Excerpted data
--- start ---

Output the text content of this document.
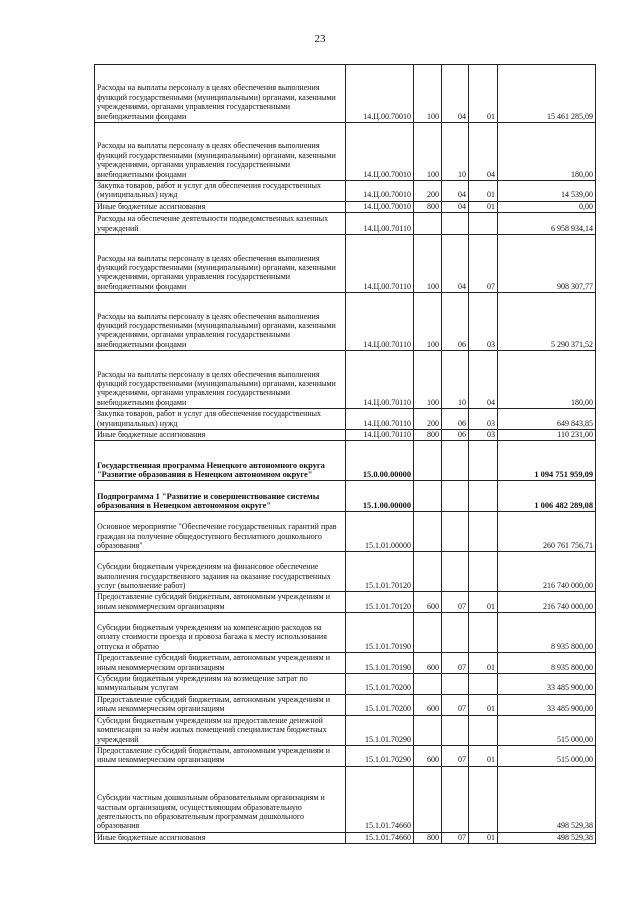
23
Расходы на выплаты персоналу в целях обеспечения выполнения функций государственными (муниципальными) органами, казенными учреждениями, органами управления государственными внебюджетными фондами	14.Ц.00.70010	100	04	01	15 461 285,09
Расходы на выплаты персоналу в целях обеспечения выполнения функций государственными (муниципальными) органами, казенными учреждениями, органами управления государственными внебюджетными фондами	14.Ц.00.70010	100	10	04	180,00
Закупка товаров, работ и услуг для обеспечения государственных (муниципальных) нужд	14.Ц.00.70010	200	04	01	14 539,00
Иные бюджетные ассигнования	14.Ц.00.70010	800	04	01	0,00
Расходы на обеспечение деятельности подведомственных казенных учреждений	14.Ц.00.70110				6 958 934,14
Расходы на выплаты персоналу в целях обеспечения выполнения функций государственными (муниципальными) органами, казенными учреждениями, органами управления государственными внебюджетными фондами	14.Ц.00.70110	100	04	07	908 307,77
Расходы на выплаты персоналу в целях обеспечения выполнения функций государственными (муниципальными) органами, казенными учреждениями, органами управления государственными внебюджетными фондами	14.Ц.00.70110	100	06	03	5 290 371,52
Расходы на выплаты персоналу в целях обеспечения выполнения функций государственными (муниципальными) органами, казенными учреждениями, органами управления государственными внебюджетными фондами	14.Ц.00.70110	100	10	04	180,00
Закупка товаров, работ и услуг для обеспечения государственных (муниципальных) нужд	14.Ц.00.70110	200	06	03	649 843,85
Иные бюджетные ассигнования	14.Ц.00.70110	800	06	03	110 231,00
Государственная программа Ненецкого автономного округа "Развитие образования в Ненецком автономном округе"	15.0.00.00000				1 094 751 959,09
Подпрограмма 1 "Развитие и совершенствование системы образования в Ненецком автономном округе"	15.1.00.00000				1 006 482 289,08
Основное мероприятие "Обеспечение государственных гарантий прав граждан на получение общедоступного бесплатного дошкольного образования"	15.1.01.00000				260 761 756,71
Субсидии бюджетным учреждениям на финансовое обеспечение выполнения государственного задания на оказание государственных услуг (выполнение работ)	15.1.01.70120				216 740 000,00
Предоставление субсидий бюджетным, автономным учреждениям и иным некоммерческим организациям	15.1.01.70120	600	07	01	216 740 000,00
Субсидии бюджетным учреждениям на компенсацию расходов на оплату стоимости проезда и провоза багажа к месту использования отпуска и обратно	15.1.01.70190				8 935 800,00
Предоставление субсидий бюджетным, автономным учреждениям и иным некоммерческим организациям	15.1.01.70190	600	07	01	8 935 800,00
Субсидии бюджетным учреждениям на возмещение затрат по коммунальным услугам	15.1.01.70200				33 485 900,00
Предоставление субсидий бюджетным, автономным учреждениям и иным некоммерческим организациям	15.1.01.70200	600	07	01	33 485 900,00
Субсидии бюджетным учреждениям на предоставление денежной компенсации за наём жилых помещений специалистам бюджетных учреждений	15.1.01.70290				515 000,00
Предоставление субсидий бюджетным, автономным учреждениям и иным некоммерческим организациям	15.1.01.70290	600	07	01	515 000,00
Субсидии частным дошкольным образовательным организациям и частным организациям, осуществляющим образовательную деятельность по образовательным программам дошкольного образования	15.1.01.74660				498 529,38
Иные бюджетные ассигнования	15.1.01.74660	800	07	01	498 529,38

--- end ---

Your task
Copy the records above exactly, omitting every picture.

Exercise output
Output the text content of this document.
23
Расходы на выплаты персоналу в целях обеспечения выполнения функций государственными (муниципальными) органами, казенными учреждениями, органами управления государственными внебюджетными фондами	14.Ц.00.70010	100	04	01	15 461 285,09
Расходы на выплаты персоналу в целях обеспечения выполнения функций государственными (муниципальными) органами, казенными учреждениями, органами управления государственными внебюджетными фондами	14.Ц.00.70010	100	10	04	180,00
Закупка товаров, работ и услуг для обеспечения государственных (муниципальных) нужд	14.Ц.00.70010	200	04	01	14 539,00
Иные бюджетные ассигнования	14.Ц.00.70010	800	04	01	0,00
Расходы на обеспечение деятельности подведомственных казенных учреждений	14.Ц.00.70110				6 958 934,14
Расходы на выплаты персоналу в целях обеспечения выполнения функций государственными (муниципальными) органами, казенными учреждениями, органами управления государственными внебюджетными фондами	14.Ц.00.70110	100	04	07	908 307,77
Расходы на выплаты персоналу в целях обеспечения выполнения функций государственными (муниципальными) органами, казенными учреждениями, органами управления государственными внебюджетными фондами	14.Ц.00.70110	100	06	03	5 290 371,52
Расходы на выплаты персоналу в целях обеспечения выполнения функций государственными (муниципальными) органами, казенными учреждениями, органами управления государственными внебюджетными фондами	14.Ц.00.70110	100	10	04	180,00
Закупка товаров, работ и услуг для обеспечения государственных (муниципальных) нужд	14.Ц.00.70110	200	06	03	649 843,85
Иные бюджетные ассигнования	14.Ц.00.70110	800	06	03	110 231,00
Государственная программа Ненецкого автономного округа "Развитие образования в Ненецком автономном округе"	15.0.00.00000				1 094 751 959,09
Подпрограмма 1 "Развитие и совершенствование системы образования в Ненецком автономном округе"	15.1.00.00000				1 006 482 289,08
Основное мероприятие "Обеспечение государственных гарантий прав граждан на получение общедоступного бесплатного дошкольного образования"	15.1.01.00000				260 761 756,71
Субсидии бюджетным учреждениям на финансовое обеспечение выполнения государственного задания на оказание государственных услуг (выполнение работ)	15.1.01.70120				216 740 000,00
Предоставление субсидий бюджетным, автономным учреждениям и иным некоммерческим организациям	15.1.01.70120	600	07	01	216 740 000,00
Субсидии бюджетным учреждениям на компенсацию расходов на оплату стоимости проезда и провоза багажа к месту использования отпуска и обратно	15.1.01.70190				8 935 800,00
Предоставление субсидий бюджетным, автономным учреждениям и иным некоммерческим организациям	15.1.01.70190	600	07	01	8 935 800,00
Субсидии бюджетным учреждениям на возмещение затрат по коммунальным услугам	15.1.01.70200				33 485 900,00
Предоставление субсидий бюджетным, автономным учреждениям и иным некоммерческим организациям	15.1.01.70200	600	07	01	33 485 900,00
Субсидии бюджетным учреждениям на предоставление денежной компенсации за наём жилых помещений специалистам бюджетных учреждений	15.1.01.70290				515 000,00
Предоставление субсидий бюджетным, автономным учреждениям и иным некоммерческим организациям	15.1.01.70290	600	07	01	515 000,00
Субсидии частным дошкольным образовательным организациям и частным организациям, осуществляющим образовательную деятельность по образовательным программам дошкольного образования	15.1.01.74660				498 529,38
Иные бюджетные ассигнования	15.1.01.74660	800	07	01	498 529,38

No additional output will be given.